Requirement: Give every line of the material again, exactly as written.

Material for the task:
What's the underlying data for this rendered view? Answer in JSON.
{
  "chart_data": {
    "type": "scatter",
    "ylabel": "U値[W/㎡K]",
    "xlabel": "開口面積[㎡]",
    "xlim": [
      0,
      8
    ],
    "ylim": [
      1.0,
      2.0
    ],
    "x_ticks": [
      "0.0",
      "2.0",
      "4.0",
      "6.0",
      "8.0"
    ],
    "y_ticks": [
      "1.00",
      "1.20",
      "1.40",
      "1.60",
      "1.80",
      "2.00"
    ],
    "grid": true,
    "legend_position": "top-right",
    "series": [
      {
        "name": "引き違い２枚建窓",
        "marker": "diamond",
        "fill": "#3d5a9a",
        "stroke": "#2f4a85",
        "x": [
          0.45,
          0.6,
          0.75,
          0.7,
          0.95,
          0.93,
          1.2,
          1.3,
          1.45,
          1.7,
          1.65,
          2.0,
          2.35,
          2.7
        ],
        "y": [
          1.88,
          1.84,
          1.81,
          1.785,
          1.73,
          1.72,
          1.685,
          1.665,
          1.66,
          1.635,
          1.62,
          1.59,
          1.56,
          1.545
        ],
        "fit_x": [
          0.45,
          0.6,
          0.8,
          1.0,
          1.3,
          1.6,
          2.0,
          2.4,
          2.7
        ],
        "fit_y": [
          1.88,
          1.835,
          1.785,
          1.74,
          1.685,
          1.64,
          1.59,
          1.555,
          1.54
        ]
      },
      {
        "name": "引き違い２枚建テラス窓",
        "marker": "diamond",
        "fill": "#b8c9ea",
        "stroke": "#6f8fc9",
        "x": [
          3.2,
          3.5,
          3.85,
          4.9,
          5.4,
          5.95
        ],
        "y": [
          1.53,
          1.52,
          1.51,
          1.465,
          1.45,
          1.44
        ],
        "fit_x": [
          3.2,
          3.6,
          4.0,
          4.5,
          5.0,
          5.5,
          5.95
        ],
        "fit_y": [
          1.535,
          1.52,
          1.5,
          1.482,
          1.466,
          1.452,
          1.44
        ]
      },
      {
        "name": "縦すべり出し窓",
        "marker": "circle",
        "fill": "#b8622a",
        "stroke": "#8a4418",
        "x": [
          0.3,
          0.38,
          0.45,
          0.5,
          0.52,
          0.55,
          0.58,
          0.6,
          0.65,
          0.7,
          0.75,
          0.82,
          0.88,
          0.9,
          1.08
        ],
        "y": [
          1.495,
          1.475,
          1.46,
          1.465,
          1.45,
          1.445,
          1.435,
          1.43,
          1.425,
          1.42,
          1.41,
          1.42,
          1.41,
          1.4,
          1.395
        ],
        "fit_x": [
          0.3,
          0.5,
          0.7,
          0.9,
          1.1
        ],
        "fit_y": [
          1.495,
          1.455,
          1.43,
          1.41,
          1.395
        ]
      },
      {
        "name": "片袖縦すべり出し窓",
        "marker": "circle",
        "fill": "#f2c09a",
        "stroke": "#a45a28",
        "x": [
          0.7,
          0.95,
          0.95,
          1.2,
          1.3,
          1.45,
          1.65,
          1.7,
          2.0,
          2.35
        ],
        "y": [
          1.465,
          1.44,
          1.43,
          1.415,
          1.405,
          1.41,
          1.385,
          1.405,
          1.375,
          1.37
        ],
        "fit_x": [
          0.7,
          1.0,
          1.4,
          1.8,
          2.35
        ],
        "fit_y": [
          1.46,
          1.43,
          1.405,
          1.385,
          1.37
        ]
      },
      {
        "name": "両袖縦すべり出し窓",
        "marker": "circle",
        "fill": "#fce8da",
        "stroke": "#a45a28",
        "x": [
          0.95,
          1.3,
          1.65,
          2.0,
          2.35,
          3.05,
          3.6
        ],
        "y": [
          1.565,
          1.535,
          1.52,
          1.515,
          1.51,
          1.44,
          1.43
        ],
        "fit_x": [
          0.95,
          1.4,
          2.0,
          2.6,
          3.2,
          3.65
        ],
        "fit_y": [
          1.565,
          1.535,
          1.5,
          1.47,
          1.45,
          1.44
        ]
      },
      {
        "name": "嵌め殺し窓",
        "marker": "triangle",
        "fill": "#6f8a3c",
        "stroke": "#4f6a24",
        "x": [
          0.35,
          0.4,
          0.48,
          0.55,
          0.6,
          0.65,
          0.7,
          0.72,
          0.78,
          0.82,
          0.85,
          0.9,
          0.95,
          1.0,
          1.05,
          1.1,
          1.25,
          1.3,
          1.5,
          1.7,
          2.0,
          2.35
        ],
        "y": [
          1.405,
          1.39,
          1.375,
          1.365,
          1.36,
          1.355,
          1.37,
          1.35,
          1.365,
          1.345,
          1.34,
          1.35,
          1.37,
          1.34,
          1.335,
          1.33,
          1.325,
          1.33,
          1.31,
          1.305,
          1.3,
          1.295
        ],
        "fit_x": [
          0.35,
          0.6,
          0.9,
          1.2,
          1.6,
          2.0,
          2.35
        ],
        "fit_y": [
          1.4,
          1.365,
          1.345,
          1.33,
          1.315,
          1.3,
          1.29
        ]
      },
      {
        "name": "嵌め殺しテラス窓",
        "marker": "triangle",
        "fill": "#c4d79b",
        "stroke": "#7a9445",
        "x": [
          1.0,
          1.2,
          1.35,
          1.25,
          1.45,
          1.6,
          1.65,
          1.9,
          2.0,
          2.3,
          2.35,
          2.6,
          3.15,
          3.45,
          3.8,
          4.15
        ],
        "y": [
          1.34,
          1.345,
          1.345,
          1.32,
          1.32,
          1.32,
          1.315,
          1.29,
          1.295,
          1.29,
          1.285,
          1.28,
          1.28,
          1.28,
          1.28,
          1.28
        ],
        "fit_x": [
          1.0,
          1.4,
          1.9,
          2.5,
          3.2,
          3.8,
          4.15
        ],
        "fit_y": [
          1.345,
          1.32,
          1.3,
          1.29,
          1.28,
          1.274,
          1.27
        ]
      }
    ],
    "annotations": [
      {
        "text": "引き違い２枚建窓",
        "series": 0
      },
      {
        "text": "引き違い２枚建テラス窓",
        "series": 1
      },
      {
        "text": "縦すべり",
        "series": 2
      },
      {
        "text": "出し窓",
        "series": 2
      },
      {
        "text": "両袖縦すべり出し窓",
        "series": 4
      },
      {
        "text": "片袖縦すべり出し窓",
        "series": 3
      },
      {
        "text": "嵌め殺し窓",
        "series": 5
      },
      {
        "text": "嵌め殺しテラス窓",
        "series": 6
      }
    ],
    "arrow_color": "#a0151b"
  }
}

Output for this task:
What's the underlying data for this rendered view? Answer in JSON.
{
  "chart_data": {
    "type": "scatter",
    "ylabel": "U値[W/㎡K]",
    "xlabel": "開口面積[㎡]",
    "xlim": [
      0,
      8
    ],
    "ylim": [
      1.0,
      2.0
    ],
    "x_ticks": [
      "0.0",
      "2.0",
      "4.0",
      "6.0",
      "8.0"
    ],
    "y_ticks": [
      "1.00",
      "1.20",
      "1.40",
      "1.60",
      "1.80",
      "2.00"
    ],
    "grid": true,
    "legend_position": "top-right",
    "series": [
      {
        "name": "引き違い２枚建窓",
        "marker": "diamond",
        "fill": "#3d5a9a",
        "stroke": "#2f4a85",
        "x": [
          0.45,
          0.6,
          0.75,
          0.7,
          0.95,
          0.93,
          1.2,
          1.3,
          1.45,
          1.7,
          1.65,
          2.0,
          2.35,
          2.7
        ],
        "y": [
          1.88,
          1.84,
          1.81,
          1.785,
          1.73,
          1.72,
          1.685,
          1.665,
          1.66,
          1.635,
          1.62,
          1.59,
          1.56,
          1.545
        ],
        "fit_x": [
          0.45,
          0.6,
          0.8,
          1.0,
          1.3,
          1.6,
          2.0,
          2.4,
          2.7
        ],
        "fit_y": [
          1.88,
          1.835,
          1.785,
          1.74,
          1.685,
          1.64,
          1.59,
          1.555,
          1.54
        ]
      },
      {
        "name": "引き違い２枚建テラス窓",
        "marker": "diamond",
        "fill": "#b8c9ea",
        "stroke": "#6f8fc9",
        "x": [
          3.2,
          3.5,
          3.85,
          4.9,
          5.4,
          5.95
        ],
        "y": [
          1.53,
          1.52,
          1.51,
          1.465,
          1.45,
          1.44
        ],
        "fit_x": [
          3.2,
          3.6,
          4.0,
          4.5,
          5.0,
          5.5,
          5.95
        ],
        "fit_y": [
          1.535,
          1.52,
          1.5,
          1.482,
          1.466,
          1.452,
          1.44
        ]
      },
      {
        "name": "縦すべり出し窓",
        "marker": "circle",
        "fill": "#b8622a",
        "stroke": "#8a4418",
        "x": [
          0.3,
          0.38,
          0.45,
          0.5,
          0.52,
          0.55,
          0.58,
          0.6,
          0.65,
          0.7,
          0.75,
          0.82,
          0.88,
          0.9,
          1.08
        ],
        "y": [
          1.495,
          1.475,
          1.46,
          1.465,
          1.45,
          1.445,
          1.435,
          1.43,
          1.425,
          1.42,
          1.41,
          1.42,
          1.41,
          1.4,
          1.395
        ],
        "fit_x": [
          0.3,
          0.5,
          0.7,
          0.9,
          1.1
        ],
        "fit_y": [
          1.495,
          1.455,
          1.43,
          1.41,
          1.395
        ]
      },
      {
        "name": "片袖縦すべり出し窓",
        "marker": "circle",
        "fill": "#f2c09a",
        "stroke": "#a45a28",
        "x": [
          0.7,
          0.95,
          0.95,
          1.2,
          1.3,
          1.45,
          1.65,
          1.7,
          2.0,
          2.35
        ],
        "y": [
          1.465,
          1.44,
          1.43,
          1.415,
          1.405,
          1.41,
          1.385,
          1.405,
          1.375,
          1.37
        ],
        "fit_x": [
          0.7,
          1.0,
          1.4,
          1.8,
          2.35
        ],
        "fit_y": [
          1.46,
          1.43,
          1.405,
          1.385,
          1.37
        ]
      },
      {
        "name": "両袖縦すべり出し窓",
        "marker": "circle",
        "fill": "#fce8da",
        "stroke": "#a45a28",
        "x": [
          0.95,
          1.3,
          1.65,
          2.0,
          2.35,
          3.05,
          3.6
        ],
        "y": [
          1.565,
          1.535,
          1.52,
          1.515,
          1.51,
          1.44,
          1.43
        ],
        "fit_x": [
          0.95,
          1.4,
          2.0,
          2.6,
          3.2,
          3.65
        ],
        "fit_y": [
          1.565,
          1.535,
          1.5,
          1.47,
          1.45,
          1.44
        ]
      },
      {
        "name": "嵌め殺し窓",
        "marker": "triangle",
        "fill": "#6f8a3c",
        "stroke": "#4f6a24",
        "x": [
          0.35,
          0.4,
          0.48,
          0.55,
          0.6,
          0.65,
          0.7,
          0.72,
          0.78,
          0.82,
          0.85,
          0.9,
          0.95,
          1.0,
          1.05,
          1.1,
          1.25,
          1.3,
          1.5,
          1.7,
          2.0,
          2.35
        ],
        "y": [
          1.405,
          1.39,
          1.375,
          1.365,
          1.36,
          1.355,
          1.37,
          1.35,
          1.365,
          1.345,
          1.34,
          1.35,
          1.37,
          1.34,
          1.335,
          1.33,
          1.325,
          1.33,
          1.31,
          1.305,
          1.3,
          1.295
        ],
        "fit_x": [
          0.35,
          0.6,
          0.9,
          1.2,
          1.6,
          2.0,
          2.35
        ],
        "fit_y": [
          1.4,
          1.365,
          1.345,
          1.33,
          1.315,
          1.3,
          1.29
        ]
      },
      {
        "name": "嵌め殺しテラス窓",
        "marker": "triangle",
        "fill": "#c4d79b",
        "stroke": "#7a9445",
        "x": [
          1.0,
          1.2,
          1.35,
          1.25,
          1.45,
          1.6,
          1.65,
          1.9,
          2.0,
          2.3,
          2.35,
          2.6,
          3.15,
          3.45,
          3.8,
          4.15
        ],
        "y": [
          1.34,
          1.345,
          1.345,
          1.32,
          1.32,
          1.32,
          1.315,
          1.29,
          1.295,
          1.29,
          1.285,
          1.28,
          1.28,
          1.28,
          1.28,
          1.28
        ],
        "fit_x": [
          1.0,
          1.4,
          1.9,
          2.5,
          3.2,
          3.8,
          4.15
        ],
        "fit_y": [
          1.345,
          1.32,
          1.3,
          1.29,
          1.28,
          1.274,
          1.27
        ]
      }
    ],
    "annotations": [
      {
        "text": "引き違い２枚建窓",
        "series": 0
      },
      {
        "text": "引き違い２枚建テラス窓",
        "series": 1
      },
      {
        "text": "縦すべり",
        "series": 2
      },
      {
        "text": "出し窓",
        "series": 2
      },
      {
        "text": "両袖縦すべり出し窓",
        "series": 4
      },
      {
        "text": "片袖縦すべり出し窓",
        "series": 3
      },
      {
        "text": "嵌め殺し窓",
        "series": 5
      },
      {
        "text": "嵌め殺しテラス窓",
        "series": 6
      }
    ],
    "arrow_color": "#a0151b"
  }
}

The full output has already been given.